■ ACTION ITEM: Pull each line with the string "production" from the entries.

■ LISTED ENTRIES:
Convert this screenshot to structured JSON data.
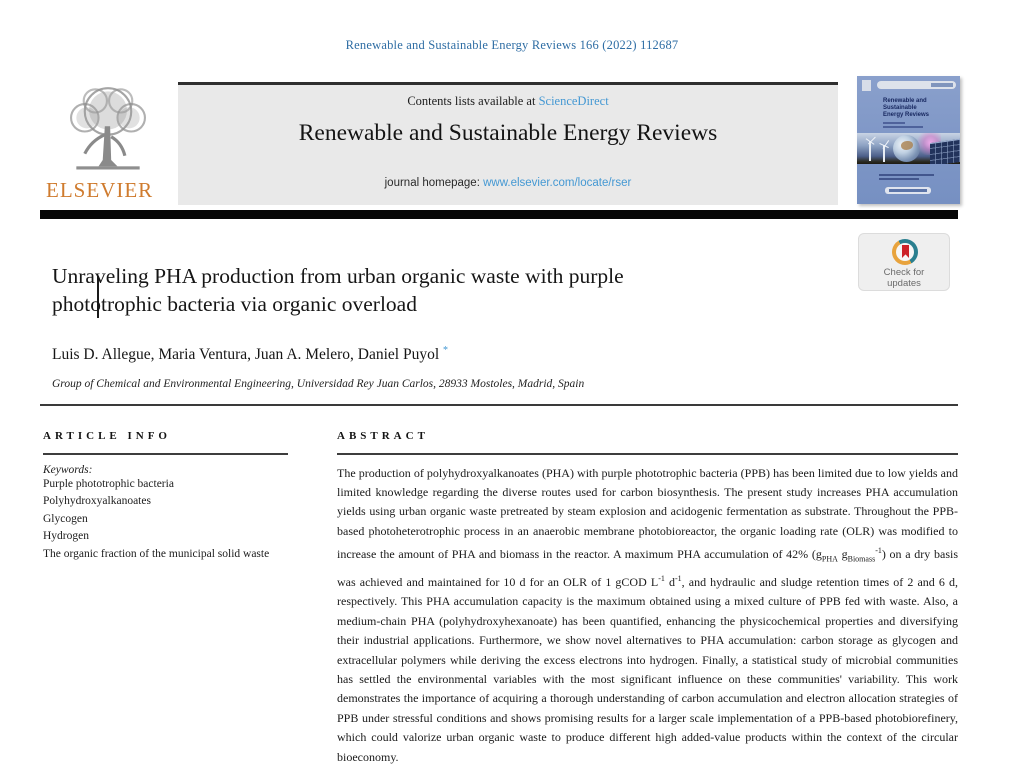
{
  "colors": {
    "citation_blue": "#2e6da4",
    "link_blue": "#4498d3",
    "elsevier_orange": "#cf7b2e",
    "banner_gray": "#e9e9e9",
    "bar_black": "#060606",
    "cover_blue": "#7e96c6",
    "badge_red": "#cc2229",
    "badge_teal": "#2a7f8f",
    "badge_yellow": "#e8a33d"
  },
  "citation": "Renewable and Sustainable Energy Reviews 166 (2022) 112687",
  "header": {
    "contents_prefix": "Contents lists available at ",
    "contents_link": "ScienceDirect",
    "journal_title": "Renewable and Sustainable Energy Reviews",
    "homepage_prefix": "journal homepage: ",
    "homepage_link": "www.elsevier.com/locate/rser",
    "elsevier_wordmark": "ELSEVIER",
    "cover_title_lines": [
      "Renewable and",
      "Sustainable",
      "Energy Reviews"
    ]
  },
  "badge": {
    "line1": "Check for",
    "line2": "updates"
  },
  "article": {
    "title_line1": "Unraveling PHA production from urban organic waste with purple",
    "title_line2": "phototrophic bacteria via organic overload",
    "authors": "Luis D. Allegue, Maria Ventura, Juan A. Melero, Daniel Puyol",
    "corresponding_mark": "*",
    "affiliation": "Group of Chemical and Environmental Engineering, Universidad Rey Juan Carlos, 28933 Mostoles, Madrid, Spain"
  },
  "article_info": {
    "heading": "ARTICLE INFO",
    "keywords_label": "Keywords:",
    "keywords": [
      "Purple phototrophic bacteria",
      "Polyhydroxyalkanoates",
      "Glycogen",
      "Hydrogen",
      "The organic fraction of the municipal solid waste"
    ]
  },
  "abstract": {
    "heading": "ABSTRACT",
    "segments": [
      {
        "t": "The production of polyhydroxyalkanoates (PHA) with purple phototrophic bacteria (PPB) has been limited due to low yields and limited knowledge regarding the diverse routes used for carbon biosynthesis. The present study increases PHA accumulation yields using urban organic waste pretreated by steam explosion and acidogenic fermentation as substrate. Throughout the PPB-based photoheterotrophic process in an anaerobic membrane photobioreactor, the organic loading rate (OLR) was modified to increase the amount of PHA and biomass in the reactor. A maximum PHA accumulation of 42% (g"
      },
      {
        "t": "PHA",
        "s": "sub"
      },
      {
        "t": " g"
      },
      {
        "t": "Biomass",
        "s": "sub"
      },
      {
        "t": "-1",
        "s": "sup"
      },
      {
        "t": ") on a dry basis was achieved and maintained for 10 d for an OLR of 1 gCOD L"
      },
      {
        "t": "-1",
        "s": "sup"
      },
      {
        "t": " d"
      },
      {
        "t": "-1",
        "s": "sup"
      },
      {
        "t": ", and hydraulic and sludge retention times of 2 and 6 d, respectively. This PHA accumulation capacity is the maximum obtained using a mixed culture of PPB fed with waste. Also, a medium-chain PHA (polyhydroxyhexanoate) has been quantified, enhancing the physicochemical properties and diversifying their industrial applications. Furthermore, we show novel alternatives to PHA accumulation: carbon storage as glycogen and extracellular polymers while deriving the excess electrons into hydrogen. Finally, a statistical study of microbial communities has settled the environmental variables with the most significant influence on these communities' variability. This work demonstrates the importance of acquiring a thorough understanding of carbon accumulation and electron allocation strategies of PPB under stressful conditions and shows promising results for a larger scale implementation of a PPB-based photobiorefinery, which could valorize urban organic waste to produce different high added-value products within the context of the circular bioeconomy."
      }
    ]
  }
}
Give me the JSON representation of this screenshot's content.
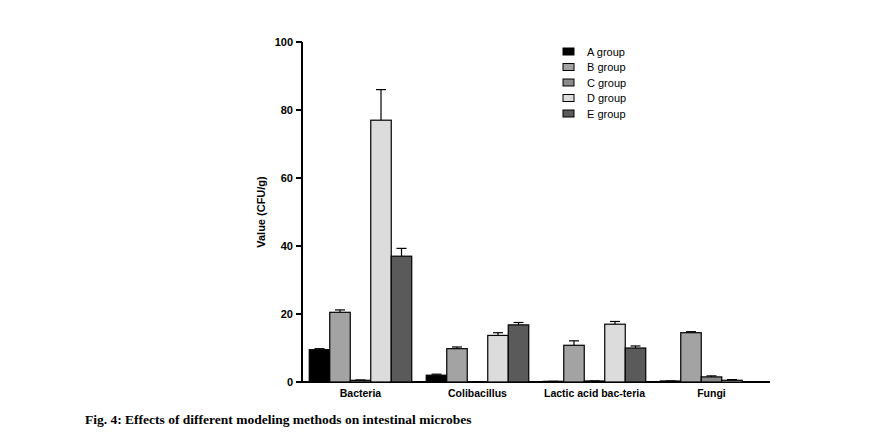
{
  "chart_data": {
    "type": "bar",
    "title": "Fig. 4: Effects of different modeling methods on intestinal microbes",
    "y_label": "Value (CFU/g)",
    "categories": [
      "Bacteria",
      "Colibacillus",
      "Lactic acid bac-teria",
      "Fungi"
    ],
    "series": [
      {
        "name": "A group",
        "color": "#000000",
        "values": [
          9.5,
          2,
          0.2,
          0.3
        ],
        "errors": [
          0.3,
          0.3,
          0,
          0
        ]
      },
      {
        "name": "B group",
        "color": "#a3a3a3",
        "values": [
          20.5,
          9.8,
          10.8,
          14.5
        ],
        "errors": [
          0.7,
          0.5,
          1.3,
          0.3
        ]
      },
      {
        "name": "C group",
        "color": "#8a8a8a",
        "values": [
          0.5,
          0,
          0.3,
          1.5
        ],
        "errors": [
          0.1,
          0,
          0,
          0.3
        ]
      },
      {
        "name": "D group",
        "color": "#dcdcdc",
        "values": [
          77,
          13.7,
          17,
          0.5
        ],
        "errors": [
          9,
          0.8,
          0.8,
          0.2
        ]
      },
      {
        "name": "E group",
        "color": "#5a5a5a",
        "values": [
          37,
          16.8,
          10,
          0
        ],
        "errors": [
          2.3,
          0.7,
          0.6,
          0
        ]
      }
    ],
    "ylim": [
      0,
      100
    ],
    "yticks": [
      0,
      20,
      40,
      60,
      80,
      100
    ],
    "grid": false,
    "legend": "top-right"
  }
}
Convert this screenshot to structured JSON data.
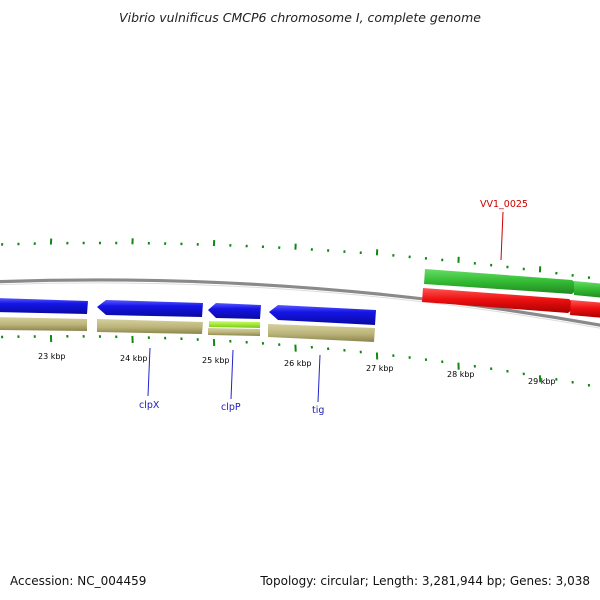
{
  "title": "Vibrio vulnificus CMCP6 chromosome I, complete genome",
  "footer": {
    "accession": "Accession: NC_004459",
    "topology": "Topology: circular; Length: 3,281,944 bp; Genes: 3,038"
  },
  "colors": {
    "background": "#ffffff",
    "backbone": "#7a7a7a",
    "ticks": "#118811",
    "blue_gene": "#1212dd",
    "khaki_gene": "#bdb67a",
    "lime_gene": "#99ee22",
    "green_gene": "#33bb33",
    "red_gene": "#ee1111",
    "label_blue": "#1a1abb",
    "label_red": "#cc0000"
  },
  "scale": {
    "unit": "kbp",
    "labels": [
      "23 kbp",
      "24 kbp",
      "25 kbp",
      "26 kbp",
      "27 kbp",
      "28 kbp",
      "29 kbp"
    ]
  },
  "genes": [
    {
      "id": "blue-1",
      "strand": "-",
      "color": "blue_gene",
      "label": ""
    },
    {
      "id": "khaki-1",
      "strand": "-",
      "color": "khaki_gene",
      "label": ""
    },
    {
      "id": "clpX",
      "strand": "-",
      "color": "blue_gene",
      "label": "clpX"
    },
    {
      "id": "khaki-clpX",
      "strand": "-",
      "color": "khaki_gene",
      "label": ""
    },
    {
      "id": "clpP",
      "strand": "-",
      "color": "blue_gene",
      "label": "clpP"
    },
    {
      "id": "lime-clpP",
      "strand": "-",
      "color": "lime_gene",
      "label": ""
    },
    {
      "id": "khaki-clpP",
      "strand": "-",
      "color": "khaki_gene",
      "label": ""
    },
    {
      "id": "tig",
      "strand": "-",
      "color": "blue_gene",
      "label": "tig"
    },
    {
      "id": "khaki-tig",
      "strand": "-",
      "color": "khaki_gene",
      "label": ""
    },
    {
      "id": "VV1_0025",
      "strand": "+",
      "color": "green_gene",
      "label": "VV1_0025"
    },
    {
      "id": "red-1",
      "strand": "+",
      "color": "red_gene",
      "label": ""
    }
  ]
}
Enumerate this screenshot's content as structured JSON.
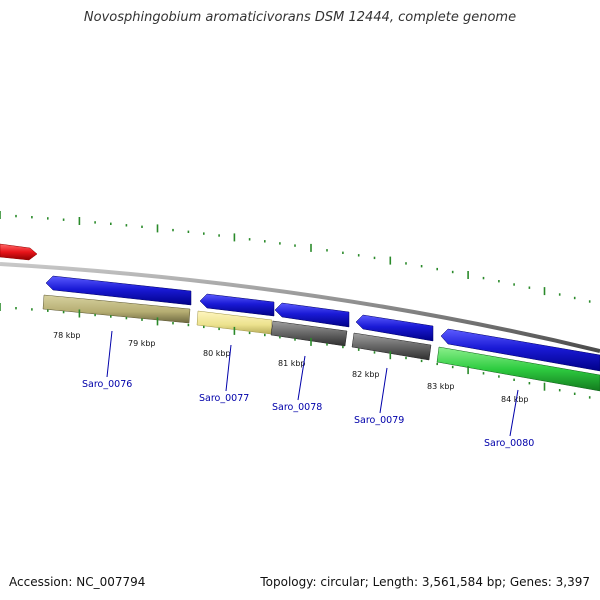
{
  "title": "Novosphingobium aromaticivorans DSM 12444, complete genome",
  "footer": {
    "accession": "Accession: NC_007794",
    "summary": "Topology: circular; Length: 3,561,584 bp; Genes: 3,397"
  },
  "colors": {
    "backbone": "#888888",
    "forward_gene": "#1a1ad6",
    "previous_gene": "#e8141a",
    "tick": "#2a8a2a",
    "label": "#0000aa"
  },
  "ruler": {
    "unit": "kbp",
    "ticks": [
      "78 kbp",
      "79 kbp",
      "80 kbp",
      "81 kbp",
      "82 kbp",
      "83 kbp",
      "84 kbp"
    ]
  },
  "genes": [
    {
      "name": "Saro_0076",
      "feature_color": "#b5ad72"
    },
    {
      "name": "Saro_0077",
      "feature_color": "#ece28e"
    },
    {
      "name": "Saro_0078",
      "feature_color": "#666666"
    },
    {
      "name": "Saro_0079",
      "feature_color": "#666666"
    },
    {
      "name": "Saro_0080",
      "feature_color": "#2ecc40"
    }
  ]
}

■ SOLUTION:
    "title_line1": "Unraveling PHA production from urban organic waste with purple",
        "t": "The production of polyhydroxyalkanoates (PHA) with purple phototrophic bacteria (PPB) has been limited due to low yields and limited knowledge regarding the diverse routes used for carbon biosynthesis. The present study increases PHA accumulation yields using urban organic waste pretreated by steam explosion and acidogenic fermentation as substrate. Throughout the PPB-based photoheterotrophic process in an anaerobic membrane photobioreactor, the organic loading rate (OLR) was modified to increase the amount of PHA and biomass in the reactor. A maximum PHA accumulation of 42% (g"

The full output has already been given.